** BEGIN INPUT ROWS **

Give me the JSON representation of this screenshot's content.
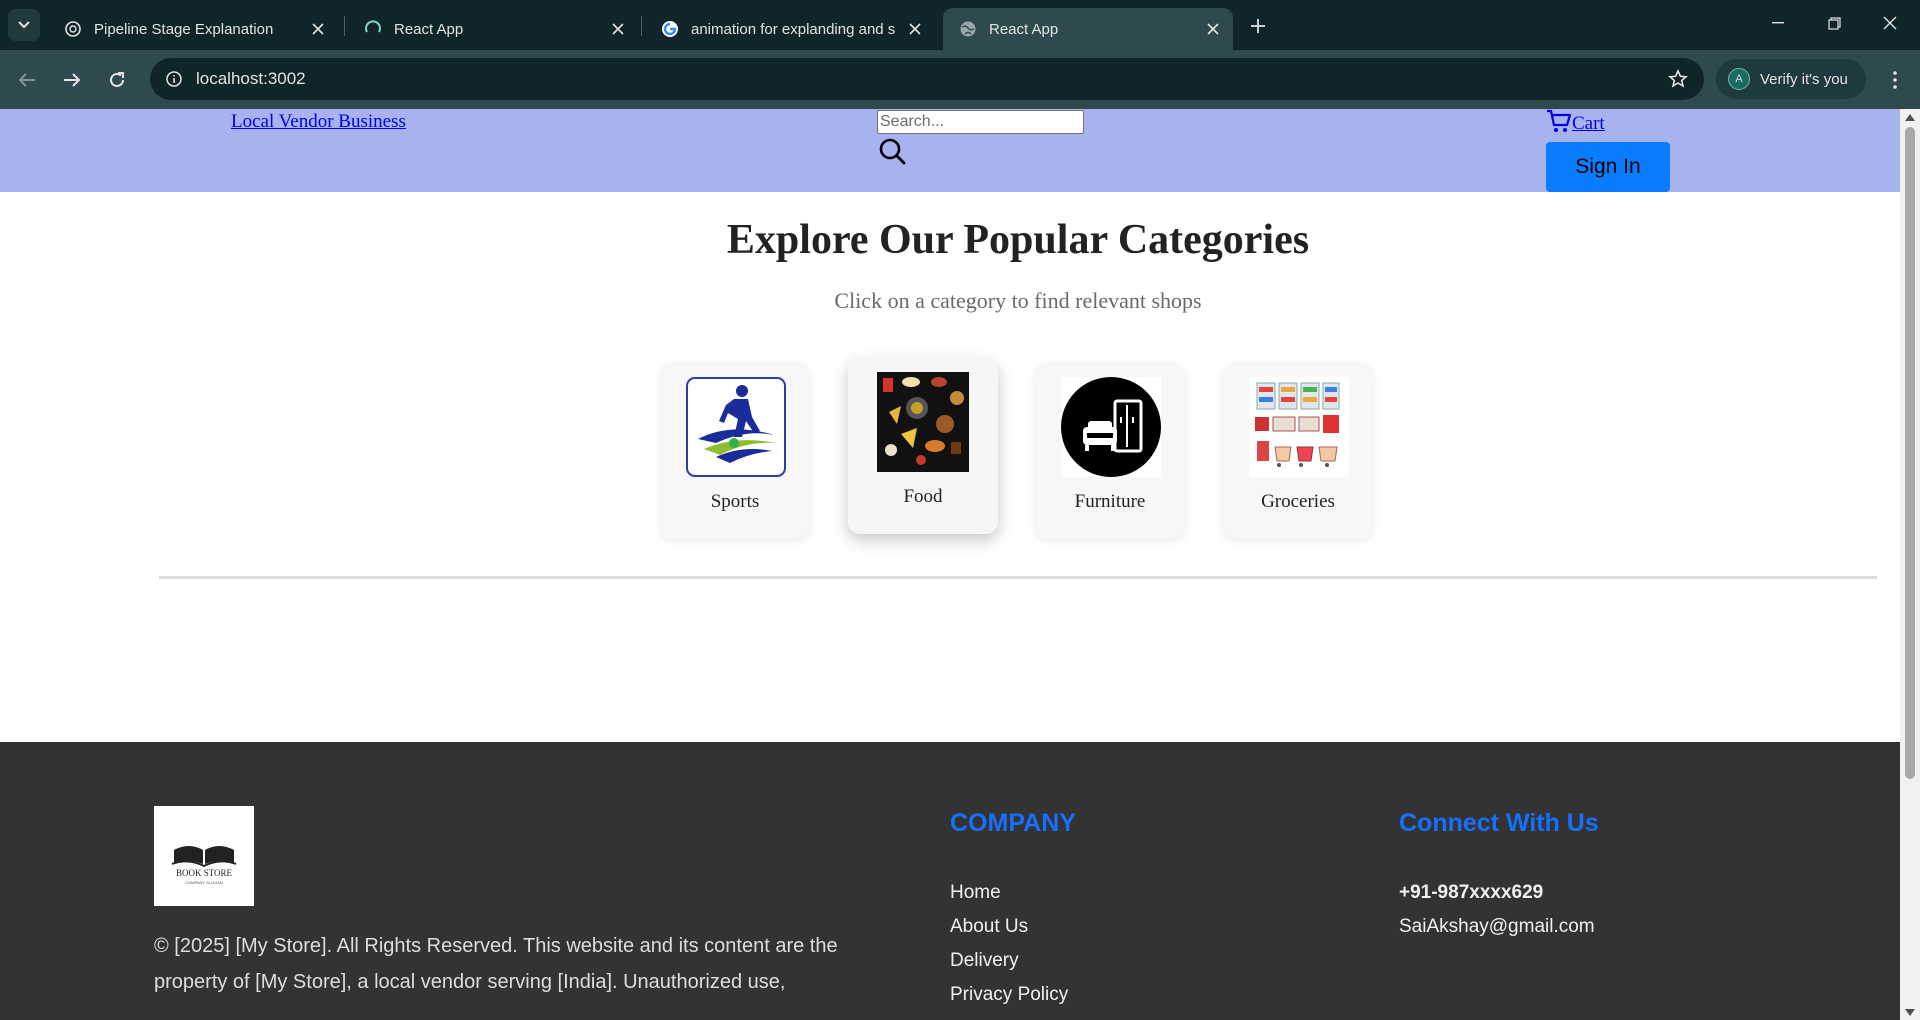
{
  "browser": {
    "tabs": [
      {
        "title": "Pipeline Stage Explanation",
        "icon": "openai-icon",
        "active": false
      },
      {
        "title": "React App",
        "icon": "loading-spinner-icon",
        "active": false
      },
      {
        "title": "animation for explanding and sh",
        "icon": "google-icon",
        "active": false
      },
      {
        "title": "React App",
        "icon": "globe-icon",
        "active": true
      }
    ],
    "url": "localhost:3002",
    "profile_label": "Verify it's you",
    "profile_initial": "A"
  },
  "header": {
    "brand": "Local Vendor Business",
    "search_placeholder": "Search...",
    "cart_label": "Cart",
    "signin_label": "Sign In",
    "bg_color": "#a8b2ef",
    "signin_color": "#0a7cff"
  },
  "categories": {
    "title": "Explore Our Popular Categories",
    "subtitle": "Click on a category to find relevant shops",
    "items": [
      {
        "label": "Sports",
        "icon": "sports-player-icon"
      },
      {
        "label": "Food",
        "icon": "food-collage-icon"
      },
      {
        "label": "Furniture",
        "icon": "furniture-icon"
      },
      {
        "label": "Groceries",
        "icon": "groceries-shelves-icon"
      }
    ]
  },
  "footer": {
    "logo_text": "BOOK STORE",
    "logo_subtext": "COMPANY SLOGAN",
    "copyright_line1": "© [2025] [My Store]. All Rights Reserved. This website and its content are the",
    "copyright_line2": "property of [My Store], a local vendor serving [India]. Unauthorized use,",
    "company_heading": "COMPANY",
    "company_links": [
      "Home",
      "About Us",
      "Delivery",
      "Privacy Policy"
    ],
    "connect_heading": "Connect With Us",
    "phone": "+91-987xxxx629",
    "email": "SaiAkshay@gmail.com",
    "heading_color": "#1570ff"
  }
}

** END INPUT ROWS **

EXERCISE AIM: Set down every entry word for word, but omit the pictures.

THE RESPONSE:
Give me the JSON representation of this screenshot's content.
{
  "browser": {
    "tabs": [
      {
        "title": "Pipeline Stage Explanation",
        "icon": "openai-icon",
        "active": false
      },
      {
        "title": "React App",
        "icon": "loading-spinner-icon",
        "active": false
      },
      {
        "title": "animation for explanding and sh",
        "icon": "google-icon",
        "active": false
      },
      {
        "title": "React App",
        "icon": "globe-icon",
        "active": true
      }
    ],
    "url": "localhost:3002",
    "profile_label": "Verify it's you",
    "profile_initial": "A"
  },
  "header": {
    "brand": "Local Vendor Business",
    "search_placeholder": "Search...",
    "cart_label": "Cart",
    "signin_label": "Sign In",
    "bg_color": "#a8b2ef",
    "signin_color": "#0a7cff"
  },
  "categories": {
    "title": "Explore Our Popular Categories",
    "subtitle": "Click on a category to find relevant shops",
    "items": [
      {
        "label": "Sports",
        "icon": "sports-player-icon"
      },
      {
        "label": "Food",
        "icon": "food-collage-icon"
      },
      {
        "label": "Furniture",
        "icon": "furniture-icon"
      },
      {
        "label": "Groceries",
        "icon": "groceries-shelves-icon"
      }
    ]
  },
  "footer": {
    "logo_text": "BOOK STORE",
    "logo_subtext": "COMPANY SLOGAN",
    "copyright_line1": "© [2025] [My Store]. All Rights Reserved. This website and its content are the",
    "copyright_line2": "property of [My Store], a local vendor serving [India]. Unauthorized use,",
    "company_heading": "COMPANY",
    "company_links": [
      "Home",
      "About Us",
      "Delivery",
      "Privacy Policy"
    ],
    "connect_heading": "Connect With Us",
    "phone": "+91-987xxxx629",
    "email": "SaiAkshay@gmail.com",
    "heading_color": "#1570ff"
  }
}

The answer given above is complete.